**Exercise input**
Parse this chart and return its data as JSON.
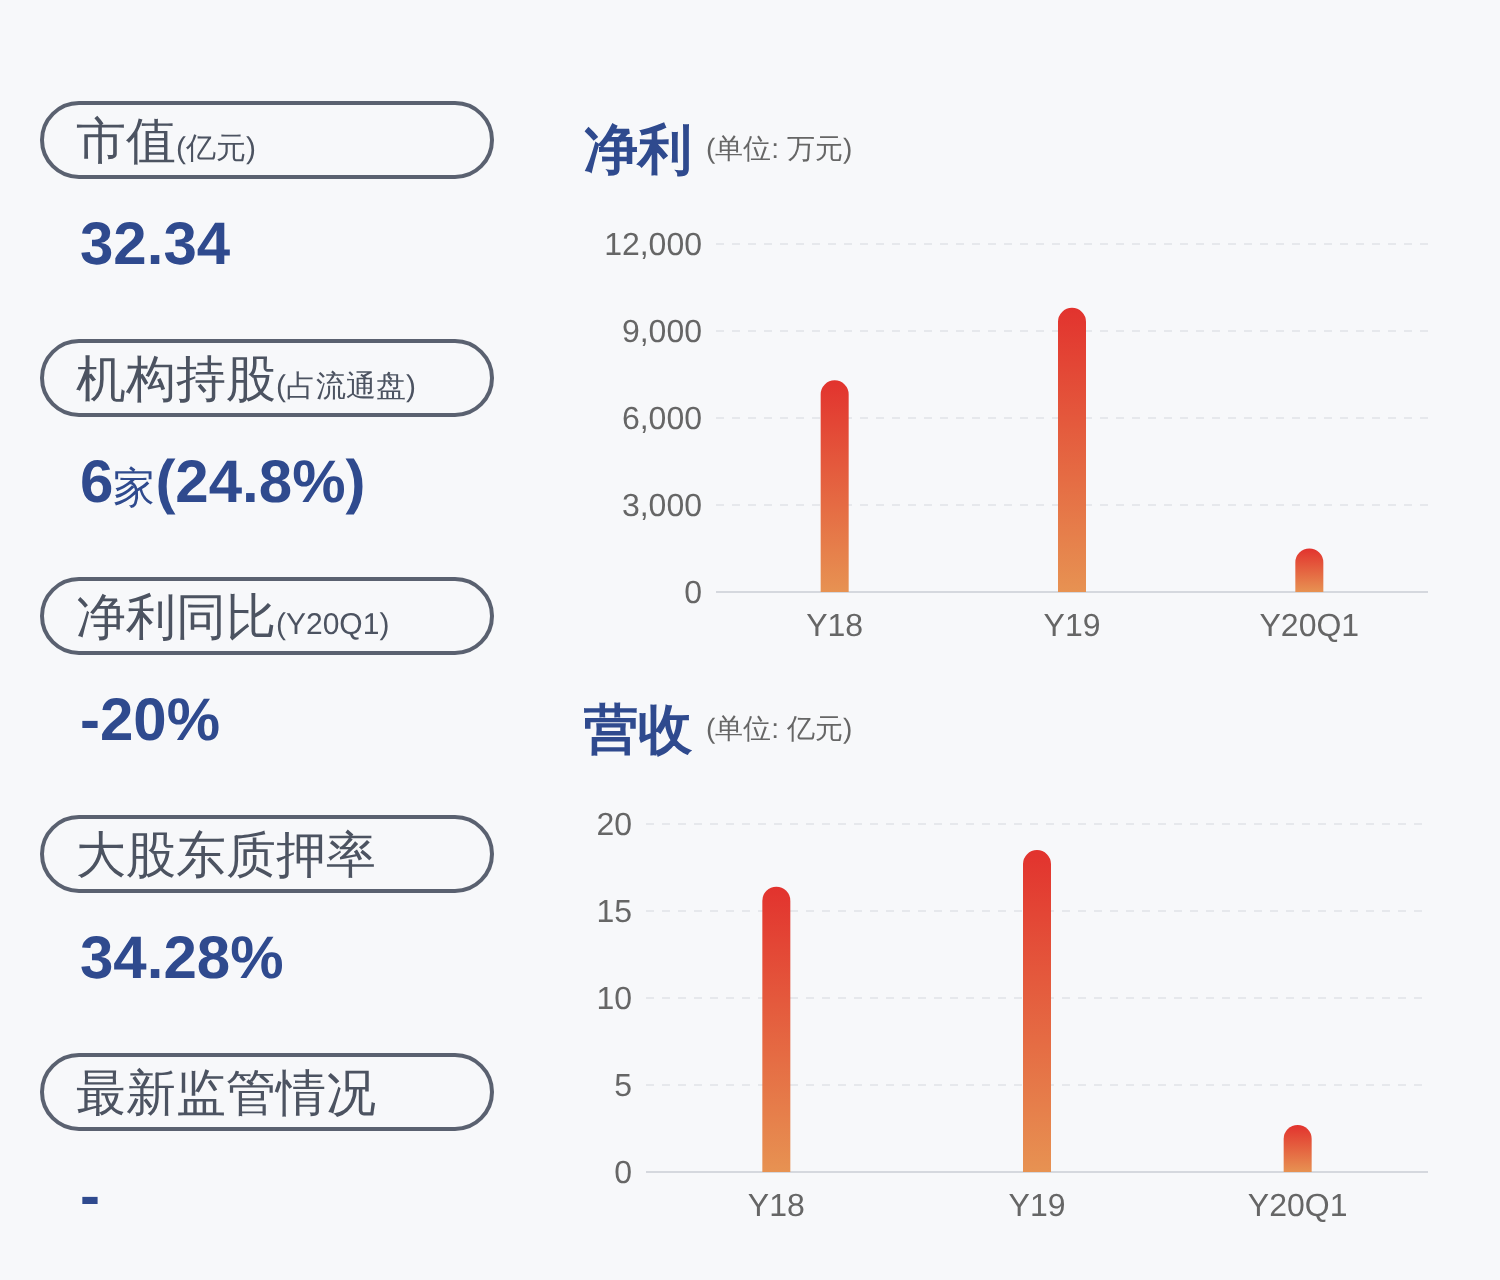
{
  "chart_data": [
    {
      "type": "other",
      "annotations": [
        "市值(亿元)",
        "32.34",
        "机构持股(占流通盘)",
        "6家(24.8%)",
        "净利同比(Y20Q1)",
        "-20%",
        "大股东质押率",
        "34.28%",
        "最新监管情况",
        "-"
      ]
    },
    {
      "type": "bar",
      "title": "净利",
      "subtitle": "(单位: 万元)",
      "categories": [
        "Y18",
        "Y19",
        "Y20Q1"
      ],
      "values": [
        7300,
        9800,
        1500
      ],
      "color": "#e2332e",
      "ylim": [
        0,
        12000
      ],
      "yticks": [
        0,
        {
          "value": 3000,
          "label": "3,000"
        },
        {
          "value": 6000,
          "label": "6,000"
        },
        {
          "value": 9000,
          "label": "9,000"
        },
        {
          "value": 12000,
          "label": "12,000"
        }
      ],
      "grid": "y"
    },
    {
      "type": "bar",
      "title": "营收",
      "subtitle": "(单位: 亿元)",
      "categories": [
        "Y18",
        "Y19",
        "Y20Q1"
      ],
      "values": [
        16.4,
        18.5,
        2.7
      ],
      "color": "#e2332e",
      "ylim": [
        0,
        20
      ],
      "yticks": [
        0,
        5,
        10,
        15,
        20
      ],
      "grid": "y"
    }
  ]
}
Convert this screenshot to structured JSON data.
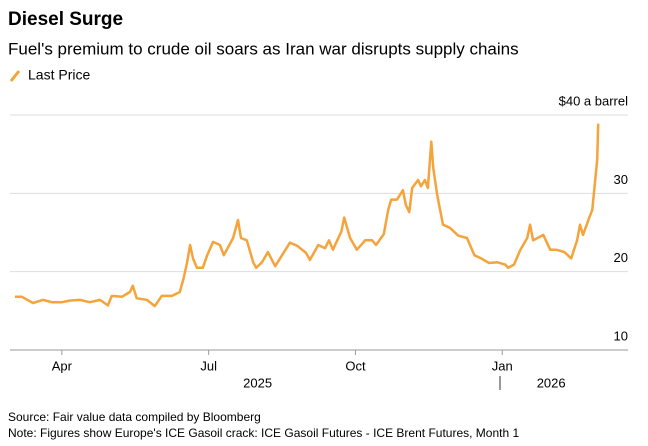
{
  "chart_data": {
    "type": "line",
    "title": "Diesel Surge",
    "subtitle": "Fuel's premium to crude oil soars as Iran war disrupts supply chains",
    "source": "Source: Fair value data compiled by Bloomberg",
    "note": "Note: Figures show Europe's ICE Gasoil crack: ICE Gasoil Futures - ICE Brent Futures, Month 1",
    "x": [
      3.04,
      3.18,
      3.41,
      3.61,
      3.8,
      4.0,
      4.16,
      4.37,
      4.57,
      4.78,
      4.94,
      5.02,
      5.23,
      5.39,
      5.45,
      5.53,
      5.74,
      5.9,
      6.04,
      6.25,
      6.41,
      6.49,
      6.56,
      6.62,
      6.68,
      6.76,
      6.88,
      6.97,
      7.09,
      7.23,
      7.31,
      7.5,
      7.6,
      7.66,
      7.78,
      7.91,
      7.97,
      8.09,
      8.21,
      8.36,
      8.5,
      8.66,
      8.81,
      8.99,
      9.07,
      9.24,
      9.38,
      9.46,
      9.54,
      9.71,
      9.77,
      9.89,
      10.03,
      10.2,
      10.34,
      10.42,
      10.58,
      10.67,
      10.73,
      10.85,
      10.97,
      11.03,
      11.1,
      11.16,
      11.28,
      11.34,
      11.42,
      11.48,
      11.55,
      11.59,
      11.67,
      11.79,
      11.93,
      12.1,
      12.28,
      12.43,
      12.57,
      12.73,
      12.9,
      13.06,
      13.12,
      13.24,
      13.37,
      13.51,
      13.57,
      13.63,
      13.84,
      13.98,
      14.1,
      14.27,
      14.41,
      14.53,
      14.59,
      14.65,
      14.78,
      14.84,
      14.9,
      14.94,
      14.96
    ],
    "series": [
      {
        "name": "Last Price",
        "color": "#f5a33b",
        "values": [
          16.8,
          16.8,
          16.0,
          16.4,
          16.1,
          16.1,
          16.3,
          16.4,
          16.1,
          16.4,
          15.7,
          16.9,
          16.8,
          17.4,
          18.2,
          16.6,
          16.4,
          15.6,
          16.9,
          16.9,
          17.4,
          19.2,
          21.2,
          23.4,
          21.7,
          20.5,
          20.5,
          22.1,
          23.8,
          23.4,
          22.1,
          24.3,
          26.6,
          24.3,
          24.0,
          21.2,
          20.5,
          21.2,
          22.5,
          20.7,
          22.1,
          23.7,
          23.3,
          22.4,
          21.5,
          23.4,
          23.0,
          24.0,
          22.8,
          25.1,
          26.9,
          24.3,
          22.8,
          24.0,
          24.0,
          23.4,
          24.8,
          27.9,
          29.2,
          29.2,
          30.4,
          28.5,
          27.6,
          30.7,
          31.7,
          30.9,
          31.7,
          30.7,
          36.6,
          33.2,
          29.8,
          26.0,
          25.6,
          24.6,
          24.3,
          22.1,
          21.7,
          21.1,
          21.2,
          20.9,
          20.5,
          20.9,
          22.8,
          24.3,
          26.0,
          24.0,
          24.7,
          22.8,
          22.8,
          22.5,
          21.7,
          24.0,
          26.0,
          24.7,
          26.9,
          27.9,
          31.7,
          34.3,
          38.9
        ]
      }
    ],
    "xlim": [
      2.94,
      15.57
    ],
    "xticks": [
      {
        "value": 4,
        "label": "Apr"
      },
      {
        "value": 7,
        "label": "Jul"
      },
      {
        "value": 10,
        "label": "Oct"
      },
      {
        "value": 13,
        "label": "Jan"
      }
    ],
    "x_group_labels": [
      {
        "value": 8,
        "label": "2025"
      },
      {
        "value": 14,
        "label": "2026"
      }
    ],
    "ylim": [
      10,
      40
    ],
    "yticks": [
      10,
      20,
      30,
      {
        "value": 40,
        "label": "$40 a barrel"
      }
    ],
    "grid": true
  }
}
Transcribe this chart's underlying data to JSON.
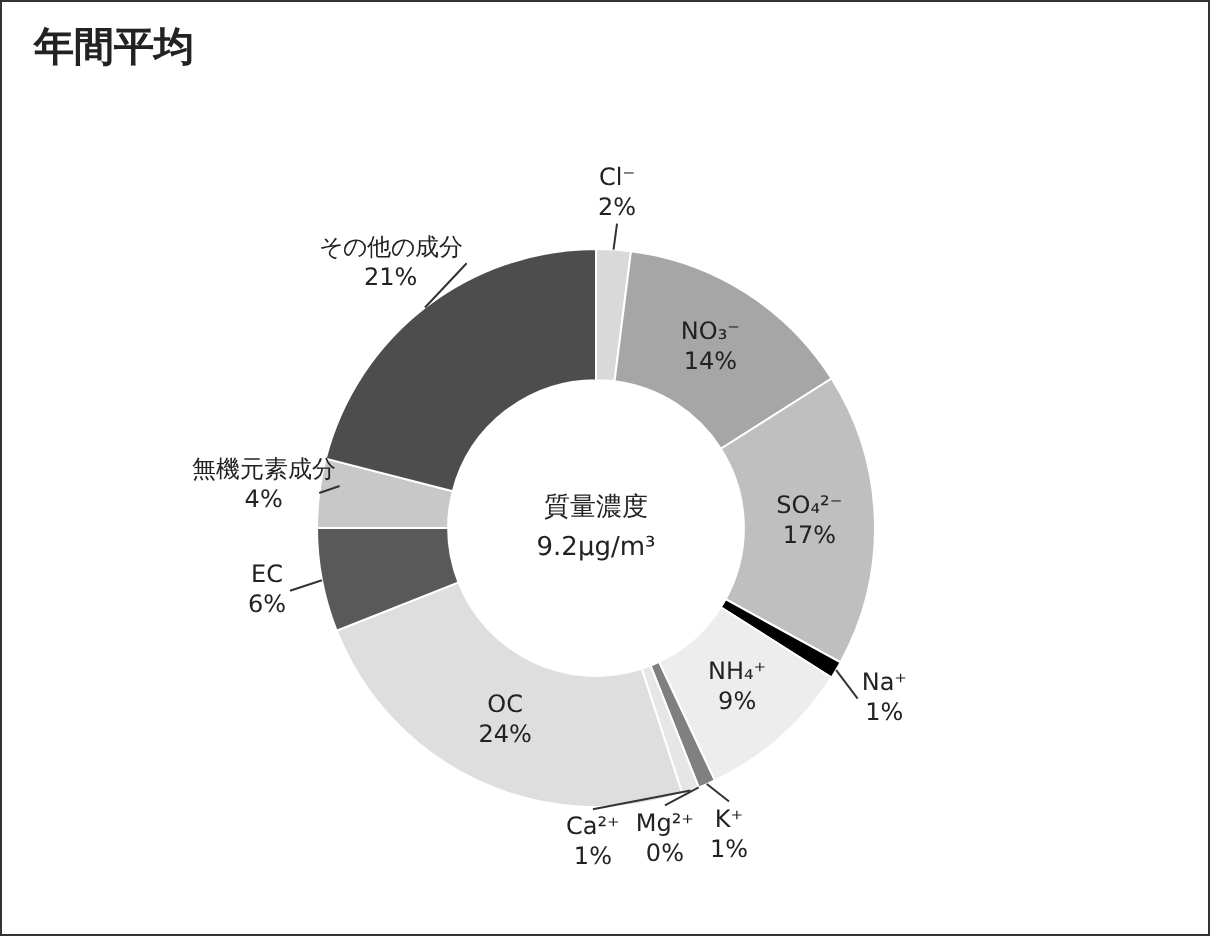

**Exercise goal**
Reproduce each line of the records exactly, and omit every picture.

**Answer in full**
Parse this chart and return its data as JSON.
{
  "chart_data": [
    {
      "type": "other",
      "annotations": [
        "市值(亿元)",
        "32.34",
        "机构持股(占流通盘)",
        "6家(24.8%)",
        "净利同比(Y20Q1)",
        "-20%",
        "大股东质押率",
        "34.28%",
        "最新监管情况",
        "-"
      ]
    },
    {
      "type": "bar",
      "title": "净利",
      "subtitle": "(单位: 万元)",
      "categories": [
        "Y18",
        "Y19",
        "Y20Q1"
      ],
      "values": [
        7300,
        9800,
        1500
      ],
      "color": "#e2332e",
      "ylim": [
        0,
        12000
      ],
      "yticks": [
        0,
        {
          "value": 3000,
          "label": "3,000"
        },
        {
          "value": 6000,
          "label": "6,000"
        },
        {
          "value": 9000,
          "label": "9,000"
        },
        {
          "value": 12000,
          "label": "12,000"
        }
      ],
      "grid": "y"
    },
    {
      "type": "bar",
      "title": "营收",
      "subtitle": "(单位: 亿元)",
      "categories": [
        "Y18",
        "Y19",
        "Y20Q1"
      ],
      "values": [
        16.4,
        18.5,
        2.7
      ],
      "color": "#e2332e",
      "ylim": [
        0,
        20
      ],
      "yticks": [
        0,
        5,
        10,
        15,
        20
      ],
      "grid": "y"
    }
  ]
}
Convert this screenshot to structured JSON data.
{
  "chart_data": {
    "type": "line",
    "title": "Diesel Surge",
    "subtitle": "Fuel's premium to crude oil soars as Iran war disrupts supply chains",
    "source": "Source: Fair value data compiled by Bloomberg",
    "note": "Note: Figures show Europe's ICE Gasoil crack: ICE Gasoil Futures - ICE Brent Futures, Month 1",
    "x": [
      3.04,
      3.18,
      3.41,
      3.61,
      3.8,
      4.0,
      4.16,
      4.37,
      4.57,
      4.78,
      4.94,
      5.02,
      5.23,
      5.39,
      5.45,
      5.53,
      5.74,
      5.9,
      6.04,
      6.25,
      6.41,
      6.49,
      6.56,
      6.62,
      6.68,
      6.76,
      6.88,
      6.97,
      7.09,
      7.23,
      7.31,
      7.5,
      7.6,
      7.66,
      7.78,
      7.91,
      7.97,
      8.09,
      8.21,
      8.36,
      8.5,
      8.66,
      8.81,
      8.99,
      9.07,
      9.24,
      9.38,
      9.46,
      9.54,
      9.71,
      9.77,
      9.89,
      10.03,
      10.2,
      10.34,
      10.42,
      10.58,
      10.67,
      10.73,
      10.85,
      10.97,
      11.03,
      11.1,
      11.16,
      11.28,
      11.34,
      11.42,
      11.48,
      11.55,
      11.59,
      11.67,
      11.79,
      11.93,
      12.1,
      12.28,
      12.43,
      12.57,
      12.73,
      12.9,
      13.06,
      13.12,
      13.24,
      13.37,
      13.51,
      13.57,
      13.63,
      13.84,
      13.98,
      14.1,
      14.27,
      14.41,
      14.53,
      14.59,
      14.65,
      14.78,
      14.84,
      14.9,
      14.94,
      14.96
    ],
    "series": [
      {
        "name": "Last Price",
        "color": "#f5a33b",
        "values": [
          16.8,
          16.8,
          16.0,
          16.4,
          16.1,
          16.1,
          16.3,
          16.4,
          16.1,
          16.4,
          15.7,
          16.9,
          16.8,
          17.4,
          18.2,
          16.6,
          16.4,
          15.6,
          16.9,
          16.9,
          17.4,
          19.2,
          21.2,
          23.4,
          21.7,
          20.5,
          20.5,
          22.1,
          23.8,
          23.4,
          22.1,
          24.3,
          26.6,
          24.3,
          24.0,
          21.2,
          20.5,
          21.2,
          22.5,
          20.7,
          22.1,
          23.7,
          23.3,
          22.4,
          21.5,
          23.4,
          23.0,
          24.0,
          22.8,
          25.1,
          26.9,
          24.3,
          22.8,
          24.0,
          24.0,
          23.4,
          24.8,
          27.9,
          29.2,
          29.2,
          30.4,
          28.5,
          27.6,
          30.7,
          31.7,
          30.9,
          31.7,
          30.7,
          36.6,
          33.2,
          29.8,
          26.0,
          25.6,
          24.6,
          24.3,
          22.1,
          21.7,
          21.1,
          21.2,
          20.9,
          20.5,
          20.9,
          22.8,
          24.3,
          26.0,
          24.0,
          24.7,
          22.8,
          22.8,
          22.5,
          21.7,
          24.0,
          26.0,
          24.7,
          26.9,
          27.9,
          31.7,
          34.3,
          38.9
        ]
      }
    ],
    "xlim": [
      2.94,
      15.57
    ],
    "xticks": [
      {
        "value": 4,
        "label": "Apr"
      },
      {
        "value": 7,
        "label": "Jul"
      },
      {
        "value": 10,
        "label": "Oct"
      },
      {
        "value": 13,
        "label": "Jan"
      }
    ],
    "x_group_labels": [
      {
        "value": 8,
        "label": "2025"
      },
      {
        "value": 14,
        "label": "2026"
      }
    ],
    "ylim": [
      10,
      40
    ],
    "yticks": [
      10,
      20,
      30,
      {
        "value": 40,
        "label": "$40 a barrel"
      }
    ],
    "grid": true
  }
}
Transcribe this chart's underlying data to JSON.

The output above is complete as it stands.